Repeat the listing exactly as given, omitting every image.
BEGIN AVAILABLE RECORDS
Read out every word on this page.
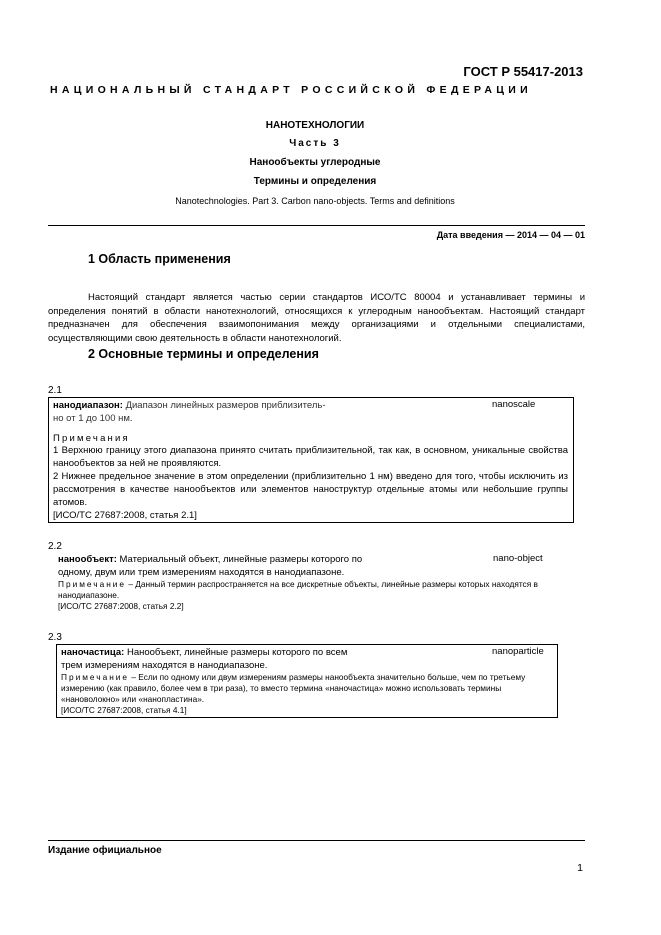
ГОСТ Р 55417-2013
НАЦИОНАЛЬНЫЙ СТАНДАРТ РОССИЙСКОЙ ФЕДЕРАЦИИ
НАНОТЕХНОЛОГИИ
Часть 3
Нанообъекты углеродные
Термины и определения
Nanotechnologies. Part 3. Carbon nano-objects. Terms and definitions
Дата введения — 2014 — 04 — 01
1 Область применения
Настоящий стандарт является частью серии стандартов ИСО/ТС 80004 и устанавливает термины и определения понятий в области нанотехнологий, относящихся к углеродным нанообъектам. Настоящий стандарт предназначен для обеспечения взаимопонимания между организациями и отдельными специалистами, осуществляющими свою деятельность в области нанотехнологий.
2 Основные термины и определения
2.1
нанодиапазон: Диапазон линейных размеров приблизитель-
но от 1 до 100 нм.
Примечания
1 Верхнюю границу этого диапазона принято считать приблизительной, так как, в основном, уникальные свойства нанообъектов за ней не проявляются.
2 Нижнее предельное значение в этом определении (приблизительно 1 нм) введено для того, чтобы исключить из рассмотрения в качестве нанообъектов или элементов наноструктур отдельные атомы или небольшие группы атомов.
[ИСО/ТС 27687:2008, статья 2.1]
nanoscale
2.2
нанообъект: Материальный объект, линейные размеры которого по
одному, двум или трем измерениям находятся в нанодиапазоне.
Примечание – Данный термин распространяется на все дискретные объекты, линейные размеры которых находятся в нанодиапазоне.
[ИСО/ТС 27687:2008, статья 2.2]
nano-object
2.3
наночастица: Нанообъект, линейные размеры которого по всем
трем измерениям находятся в нанодиапазоне.
Примечание – Если по одному или двум измерениям размеры нанообъекта значительно больше, чем по третьему измерению (как правило, более чем в три раза), то вместо термина «наночастица» можно использовать термины «нановолокно» или «нанопластина».
[ИСО/ТС 27687:2008, статья 4.1]
nanoparticle
Издание официальное
1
END AVAILABLE RECORDS
● **SOLUTION FOR THIS TASK**
Read out every word on this page.
ГОСТ Р 55417-2013
НАЦИОНАЛЬНЫЙ СТАНДАРТ РОССИЙСКОЙ ФЕДЕРАЦИИ
НАНОТЕХНОЛОГИИ
Часть 3
Нанообъекты углеродные
Термины и определения
Nanotechnologies. Part 3. Carbon nano-objects. Terms and definitions
Дата введения — 2014 — 04 — 01
1 Область применения
Настоящий стандарт является частью серии стандартов ИСО/ТС 80004 и устанавливает термины и определения понятий в области нанотехнологий, относящихся к углеродным нанообъектам. Настоящий стандарт предназначен для обеспечения взаимопонимания между организациями и отдельными специалистами, осуществляющими свою деятельность в области нанотехнологий.
2 Основные термины и определения
2.1
нанодиапазон: Диапазон линейных размеров приблизитель-
но от 1 до 100 нм.
Примечания
1 Верхнюю границу этого диапазона принято считать приблизительной, так как, в основном, уникальные свойства нанообъектов за ней не проявляются.
2 Нижнее предельное значение в этом определении (приблизительно 1 нм) введено для того, чтобы исключить из рассмотрения в качестве нанообъектов или элементов наноструктур отдельные атомы или небольшие группы атомов.
[ИСО/ТС 27687:2008, статья 2.1]
nanoscale
2.2
нанообъект: Материальный объект, линейные размеры которого по
одному, двум или трем измерениям находятся в нанодиапазоне.
Примечание – Данный термин распространяется на все дискретные объекты, линейные размеры которых находятся в нанодиапазоне.
[ИСО/ТС 27687:2008, статья 2.2]
nano-object
2.3
наночастица: Нанообъект, линейные размеры которого по всем
трем измерениям находятся в нанодиапазоне.
Примечание – Если по одному или двум измерениям размеры нанообъекта значительно больше, чем по третьему измерению (как правило, более чем в три раза), то вместо термина «наночастица» можно использовать термины «нановолокно» или «нанопластина».
[ИСО/ТС 27687:2008, статья 4.1]
nanoparticle
Издание официальное
1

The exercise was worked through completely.